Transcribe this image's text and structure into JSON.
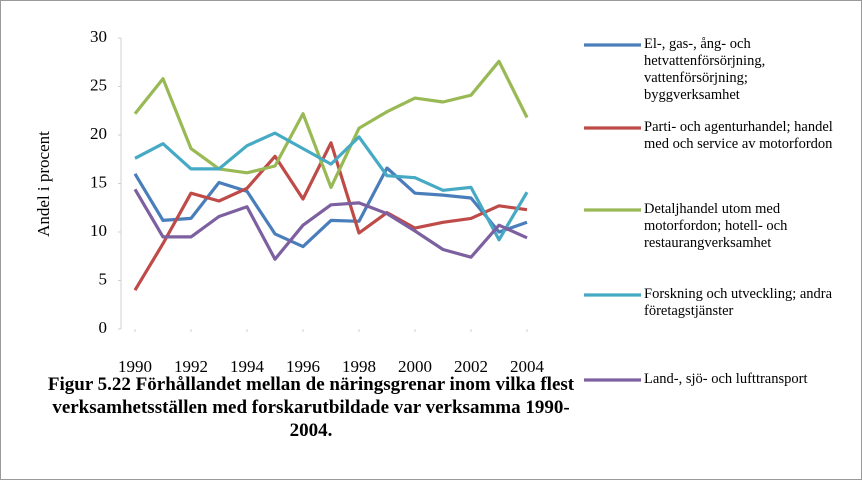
{
  "chart_data": {
    "type": "line",
    "title": "Figur 5.22 Förhållandet mellan de näringsgrenar inom vilka flest verksamhetsställen med forskarutbildade var verksamma 1990-2004.",
    "y_label": "Andel i procent",
    "x": [
      1990,
      1991,
      1992,
      1993,
      1994,
      1995,
      1996,
      1997,
      1998,
      1999,
      2000,
      2001,
      2002,
      2003,
      2004
    ],
    "xlim": [
      1989.5,
      2004.5
    ],
    "xticks": [
      1990,
      1992,
      1994,
      1996,
      1998,
      2000,
      2002,
      2004
    ],
    "ylim": [
      0,
      30
    ],
    "yticks": [
      0,
      5,
      10,
      15,
      20,
      25,
      30
    ],
    "grid": false,
    "legend": "right",
    "series": [
      {
        "name": "El-, gas-, ång- och hetvattenförsörjning, vattenförsörjning; byggverksamhet",
        "color": "#4a7ebb",
        "values": [
          16,
          11.2,
          11.4,
          15.1,
          14.2,
          9.8,
          8.5,
          11.2,
          11.1,
          16.6,
          14,
          13.8,
          13.5,
          10,
          11
        ]
      },
      {
        "name": "Parti- och agenturhandel; handel med och service av motorfordon",
        "color": "#be4b48",
        "values": [
          4,
          8.8,
          14,
          13.2,
          14.5,
          17.8,
          13.4,
          19.2,
          9.9,
          12,
          10.4,
          11,
          11.4,
          12.7,
          12.3
        ]
      },
      {
        "name": "Detaljhandel utom med motorfordon; hotell- och restaurangverksamhet",
        "color": "#98b954",
        "values": [
          22.2,
          25.8,
          18.6,
          16.5,
          16.1,
          16.8,
          22.2,
          14.6,
          20.7,
          22.4,
          23.8,
          23.4,
          24.1,
          27.6,
          21.8
        ]
      },
      {
        "name": "Forskning och utveckling; andra företagstjänster",
        "color": "#46aac5",
        "values": [
          17.6,
          19.1,
          16.5,
          16.5,
          18.9,
          20.2,
          18.6,
          17,
          19.8,
          15.8,
          15.6,
          14.3,
          14.6,
          9.2,
          14.1
        ]
      },
      {
        "name": "Land-, sjö- och lufttransport",
        "color": "#7d60a0",
        "values": [
          14.4,
          9.5,
          9.5,
          11.6,
          12.6,
          7.2,
          10.7,
          12.8,
          13,
          11.9,
          10.1,
          8.2,
          7.4,
          10.7,
          9.4
        ]
      }
    ]
  }
}
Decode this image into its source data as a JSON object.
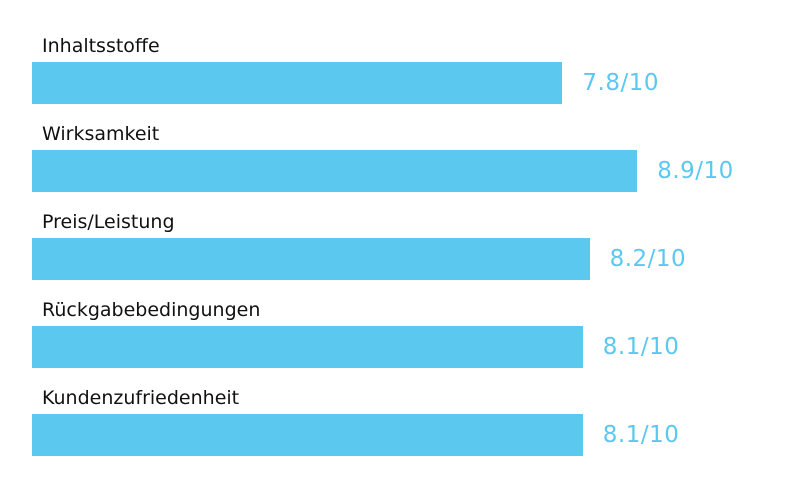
{
  "chart_data": {
    "type": "bar",
    "orientation": "horizontal",
    "categories": [
      "Inhaltsstoffe",
      "Wirksamkeit",
      "Preis/Leistung",
      "Rückgabebedingungen",
      "Kundenzufriedenheit"
    ],
    "values": [
      7.8,
      8.9,
      8.2,
      8.1,
      8.1
    ],
    "value_labels": [
      "7.8/10",
      "8.9/10",
      "8.2/10",
      "8.1/10",
      "8.1/10"
    ],
    "title": "",
    "xlabel": "",
    "ylabel": "",
    "xlim": [
      0,
      10
    ],
    "grid": false,
    "legend": "none",
    "colors": {
      "bar": "#5bc8f0",
      "value_text": "#5bc8f0",
      "label_text": "#111111"
    }
  }
}
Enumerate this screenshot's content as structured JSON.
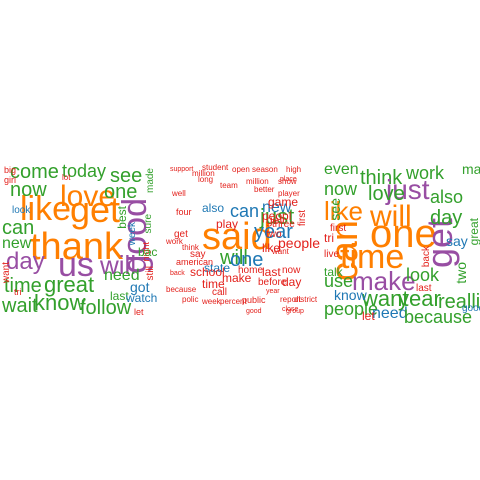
{
  "palette": {
    "red": "#e3211c",
    "orange": "#ff7f00",
    "green": "#33a02c",
    "blue": "#1f78b4",
    "purple": "#984ea3"
  },
  "clouds": [
    {
      "id": "cloud-1",
      "words": [
        "come",
        "today",
        "thank",
        "like",
        "love",
        "get",
        "good",
        "will",
        "day",
        "us",
        "one",
        "see",
        "great",
        "know",
        "time",
        "can",
        "now",
        "new",
        "follow",
        "got",
        "need",
        "best",
        "sure",
        "made",
        "wait",
        "last",
        "night",
        "still",
        "back",
        "tri",
        "girl",
        "big",
        "lot",
        "week",
        "watch",
        "look",
        "want",
        "let"
      ]
    },
    {
      "id": "cloud-2",
      "words": [
        "said",
        "just",
        "will",
        "one",
        "year",
        "can",
        "new",
        "also",
        "state",
        "make",
        "time",
        "day",
        "say",
        "get",
        "people",
        "like",
        "peopl",
        "game",
        "three",
        "school",
        "first",
        "play",
        "two",
        "last",
        "now",
        "home",
        "report",
        "million",
        "support",
        "student",
        "place",
        "call",
        "season",
        "because",
        "before",
        "group",
        "percent",
        "polic",
        "year",
        "back",
        "well",
        "get",
        "think",
        "show",
        "work",
        "american",
        "close",
        "good",
        "public",
        "week",
        "open",
        "long",
        "team",
        "four",
        "better",
        "million",
        "player",
        "want",
        "high",
        "district"
      ]
    },
    {
      "id": "cloud-3",
      "words": [
        "even",
        "think",
        "work",
        "just",
        "love",
        "one",
        "can",
        "like",
        "will",
        "time",
        "get",
        "make",
        "want",
        "now",
        "use",
        "see",
        "year",
        "people",
        "need",
        "realli",
        "because",
        "look",
        "day",
        "say",
        "also",
        "mani",
        "great",
        "two",
        "first",
        "talk",
        "tri",
        "live",
        "last",
        "know",
        "let",
        "good",
        "back"
      ]
    }
  ]
}
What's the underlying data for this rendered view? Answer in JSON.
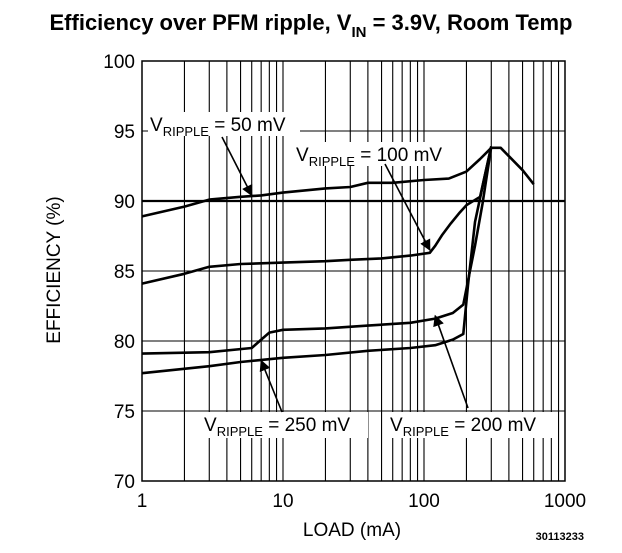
{
  "chart_data": {
    "type": "line",
    "title": {
      "main": "Efficiency over PFM ripple, V",
      "sub": "IN",
      "rest": " = 3.9V, Room Temp"
    },
    "xlabel": "LOAD (mA)",
    "ylabel": "EFFICIENCY (%)",
    "x_scale": "log",
    "xlim": [
      1,
      1000
    ],
    "ylim": [
      70,
      100
    ],
    "x_ticks": [
      {
        "value": 1,
        "label": "1"
      },
      {
        "value": 10,
        "label": "10"
      },
      {
        "value": 100,
        "label": "100"
      },
      {
        "value": 1000,
        "label": "1000"
      }
    ],
    "y_ticks": [
      {
        "value": 70,
        "label": "70"
      },
      {
        "value": 75,
        "label": "75"
      },
      {
        "value": 80,
        "label": "80"
      },
      {
        "value": 85,
        "label": "85"
      },
      {
        "value": 90,
        "label": "90"
      },
      {
        "value": 95,
        "label": "95"
      },
      {
        "value": 100,
        "label": "100"
      }
    ],
    "grid": true,
    "series": [
      {
        "name": "VRIPPLE = 50 mV",
        "points": [
          [
            1,
            88.9
          ],
          [
            2,
            89.6
          ],
          [
            3,
            90.1
          ],
          [
            5,
            90.3
          ],
          [
            7,
            90.4
          ],
          [
            10,
            90.6
          ],
          [
            20,
            90.9
          ],
          [
            30,
            91.0
          ],
          [
            40,
            91.3
          ],
          [
            60,
            91.3
          ],
          [
            100,
            91.5
          ],
          [
            150,
            91.6
          ],
          [
            200,
            92.1
          ],
          [
            250,
            93.0
          ],
          [
            300,
            93.8
          ],
          [
            350,
            93.8
          ],
          [
            400,
            93.2
          ],
          [
            500,
            92.2
          ],
          [
            600,
            91.2
          ]
        ]
      },
      {
        "name": "VRIPPLE = 100 mV",
        "points": [
          [
            1,
            84.1
          ],
          [
            2,
            84.8
          ],
          [
            3,
            85.3
          ],
          [
            5,
            85.5
          ],
          [
            10,
            85.6
          ],
          [
            20,
            85.7
          ],
          [
            30,
            85.8
          ],
          [
            50,
            85.9
          ],
          [
            80,
            86.1
          ],
          [
            110,
            86.3
          ],
          [
            120,
            86.8
          ],
          [
            135,
            87.6
          ],
          [
            155,
            88.4
          ],
          [
            180,
            89.2
          ],
          [
            200,
            89.7
          ],
          [
            250,
            90.3
          ],
          [
            300,
            93.9
          ]
        ]
      },
      {
        "name": "VRIPPLE = 200 mV",
        "points": [
          [
            1,
            79.1
          ],
          [
            3,
            79.2
          ],
          [
            6,
            79.5
          ],
          [
            7,
            80.1
          ],
          [
            8,
            80.6
          ],
          [
            10,
            80.8
          ],
          [
            20,
            80.9
          ],
          [
            40,
            81.1
          ],
          [
            80,
            81.3
          ],
          [
            120,
            81.6
          ],
          [
            160,
            82.0
          ],
          [
            190,
            82.6
          ],
          [
            210,
            84.8
          ],
          [
            230,
            86.8
          ],
          [
            260,
            89.8
          ],
          [
            300,
            93.9
          ]
        ]
      },
      {
        "name": "VRIPPLE = 250 mV",
        "points": [
          [
            1,
            77.7
          ],
          [
            3,
            78.2
          ],
          [
            5,
            78.5
          ],
          [
            10,
            78.8
          ],
          [
            20,
            79.0
          ],
          [
            40,
            79.3
          ],
          [
            80,
            79.5
          ],
          [
            120,
            79.7
          ],
          [
            160,
            80.1
          ],
          [
            190,
            80.5
          ],
          [
            205,
            84.0
          ],
          [
            230,
            88.5
          ],
          [
            270,
            91.8
          ],
          [
            300,
            93.9
          ]
        ]
      }
    ],
    "annotations": [
      {
        "main": "V",
        "sub": "RIPPLE",
        "rest": " = 50 mV",
        "target": [
          6,
          90.4
        ]
      },
      {
        "main": "V",
        "sub": "RIPPLE",
        "rest": " = 100 mV",
        "target": [
          110,
          86.5
        ]
      },
      {
        "main": "V",
        "sub": "RIPPLE",
        "rest": " = 250 mV",
        "target": [
          7,
          78.6
        ]
      },
      {
        "main": "V",
        "sub": "RIPPLE",
        "rest": " = 200 mV",
        "target": [
          120,
          81.8
        ]
      }
    ],
    "figure_code": "30113233"
  }
}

________

— The problem —
Select and copy each line from the data that includes the word "name".

— Task output —
        "name": "El-, gas-, ång- och hetvattenförsörjning, vattenförsörjning; byggverksamhet",
        "name": "Parti- och agenturhandel; handel med och service av motorfordon",
        "name": "Detaljhandel utom med motorfordon; hotell- och restaurangverksamhet",
        "name": "Forskning och utveckling; andra företagstjänster",
        "name": "Land-, sjö- och lufttransport",
        "name": "VRIPPLE = 50 mV",
        "name": "VRIPPLE = 100 mV",
        "name": "VRIPPLE = 200 mV",
        "name": "VRIPPLE = 250 mV",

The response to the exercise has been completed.